Locate the lines that hold the string "Pendientes". Copy every such line.

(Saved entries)
——————————

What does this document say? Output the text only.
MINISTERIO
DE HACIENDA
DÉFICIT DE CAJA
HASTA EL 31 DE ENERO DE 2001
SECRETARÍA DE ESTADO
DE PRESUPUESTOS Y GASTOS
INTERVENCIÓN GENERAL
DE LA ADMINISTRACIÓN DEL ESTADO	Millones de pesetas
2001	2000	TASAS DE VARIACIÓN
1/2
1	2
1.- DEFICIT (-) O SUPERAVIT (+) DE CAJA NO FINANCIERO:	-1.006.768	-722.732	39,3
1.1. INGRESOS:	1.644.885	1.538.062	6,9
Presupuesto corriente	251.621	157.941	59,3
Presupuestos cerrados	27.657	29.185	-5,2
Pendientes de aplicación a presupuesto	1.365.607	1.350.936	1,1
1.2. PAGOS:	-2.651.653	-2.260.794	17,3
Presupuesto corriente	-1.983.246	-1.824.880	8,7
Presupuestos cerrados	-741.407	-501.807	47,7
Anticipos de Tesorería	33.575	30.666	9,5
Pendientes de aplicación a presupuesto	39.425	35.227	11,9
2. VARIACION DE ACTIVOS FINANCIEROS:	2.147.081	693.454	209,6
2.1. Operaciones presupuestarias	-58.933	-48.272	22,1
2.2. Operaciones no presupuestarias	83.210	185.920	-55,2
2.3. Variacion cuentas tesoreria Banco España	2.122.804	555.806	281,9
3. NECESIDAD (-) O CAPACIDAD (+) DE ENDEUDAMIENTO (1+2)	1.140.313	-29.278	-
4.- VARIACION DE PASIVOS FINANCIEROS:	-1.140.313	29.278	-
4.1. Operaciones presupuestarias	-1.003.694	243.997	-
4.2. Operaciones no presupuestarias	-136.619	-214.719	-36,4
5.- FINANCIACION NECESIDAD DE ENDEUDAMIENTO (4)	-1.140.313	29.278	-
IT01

——————————

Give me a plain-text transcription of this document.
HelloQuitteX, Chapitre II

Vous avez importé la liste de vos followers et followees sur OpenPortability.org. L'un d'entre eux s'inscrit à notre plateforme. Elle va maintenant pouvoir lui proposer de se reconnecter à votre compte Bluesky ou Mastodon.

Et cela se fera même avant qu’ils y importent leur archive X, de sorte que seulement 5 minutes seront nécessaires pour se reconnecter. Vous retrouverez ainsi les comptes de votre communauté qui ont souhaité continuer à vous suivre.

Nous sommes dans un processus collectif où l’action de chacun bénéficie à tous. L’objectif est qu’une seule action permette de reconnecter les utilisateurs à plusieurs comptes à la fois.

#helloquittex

——————————

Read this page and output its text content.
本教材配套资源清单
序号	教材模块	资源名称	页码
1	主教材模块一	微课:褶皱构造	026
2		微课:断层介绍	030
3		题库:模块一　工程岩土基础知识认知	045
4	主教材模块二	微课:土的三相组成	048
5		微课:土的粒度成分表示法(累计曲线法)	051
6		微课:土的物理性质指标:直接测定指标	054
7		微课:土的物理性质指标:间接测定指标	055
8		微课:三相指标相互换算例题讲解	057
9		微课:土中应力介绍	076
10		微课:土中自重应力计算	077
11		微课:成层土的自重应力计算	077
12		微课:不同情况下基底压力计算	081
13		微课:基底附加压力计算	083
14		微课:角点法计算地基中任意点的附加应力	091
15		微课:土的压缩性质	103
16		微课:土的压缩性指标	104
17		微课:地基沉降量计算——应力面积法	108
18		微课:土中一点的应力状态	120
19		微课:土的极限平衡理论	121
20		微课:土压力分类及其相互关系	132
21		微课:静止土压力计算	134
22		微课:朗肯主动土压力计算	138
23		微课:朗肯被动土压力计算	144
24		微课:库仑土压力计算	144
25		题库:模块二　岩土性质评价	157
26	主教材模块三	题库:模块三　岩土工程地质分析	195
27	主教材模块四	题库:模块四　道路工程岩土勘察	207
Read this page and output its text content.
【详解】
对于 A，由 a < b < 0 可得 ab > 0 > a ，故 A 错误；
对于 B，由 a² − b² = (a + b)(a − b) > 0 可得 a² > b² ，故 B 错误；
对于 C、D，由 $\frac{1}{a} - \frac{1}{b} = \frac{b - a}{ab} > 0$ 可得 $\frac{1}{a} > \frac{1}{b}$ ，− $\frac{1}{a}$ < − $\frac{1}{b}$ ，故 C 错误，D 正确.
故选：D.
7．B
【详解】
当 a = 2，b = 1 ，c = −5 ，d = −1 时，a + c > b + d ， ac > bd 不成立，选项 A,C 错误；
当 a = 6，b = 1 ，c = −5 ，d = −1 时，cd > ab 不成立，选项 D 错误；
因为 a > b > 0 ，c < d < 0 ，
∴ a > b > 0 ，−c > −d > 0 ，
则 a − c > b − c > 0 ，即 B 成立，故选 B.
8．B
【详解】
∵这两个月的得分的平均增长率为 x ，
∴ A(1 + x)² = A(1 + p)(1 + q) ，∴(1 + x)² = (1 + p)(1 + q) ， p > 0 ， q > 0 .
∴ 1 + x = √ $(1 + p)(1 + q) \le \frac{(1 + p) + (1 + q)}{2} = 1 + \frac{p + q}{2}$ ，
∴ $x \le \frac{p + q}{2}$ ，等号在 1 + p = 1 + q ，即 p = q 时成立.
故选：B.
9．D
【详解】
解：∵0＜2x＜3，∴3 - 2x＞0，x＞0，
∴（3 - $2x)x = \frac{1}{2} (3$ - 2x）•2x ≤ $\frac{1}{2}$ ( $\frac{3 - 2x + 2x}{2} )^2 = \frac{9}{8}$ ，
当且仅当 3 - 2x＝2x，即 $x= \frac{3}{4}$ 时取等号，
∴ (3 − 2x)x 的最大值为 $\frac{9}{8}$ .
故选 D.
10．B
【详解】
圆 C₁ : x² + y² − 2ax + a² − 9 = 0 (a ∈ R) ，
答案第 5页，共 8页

——————————

Correct output:
Pendientes de aplicación a presupuesto	1.365.607	1.350.936	1,1
Pendientes de aplicación a presupuesto	39.425	35.227	11,9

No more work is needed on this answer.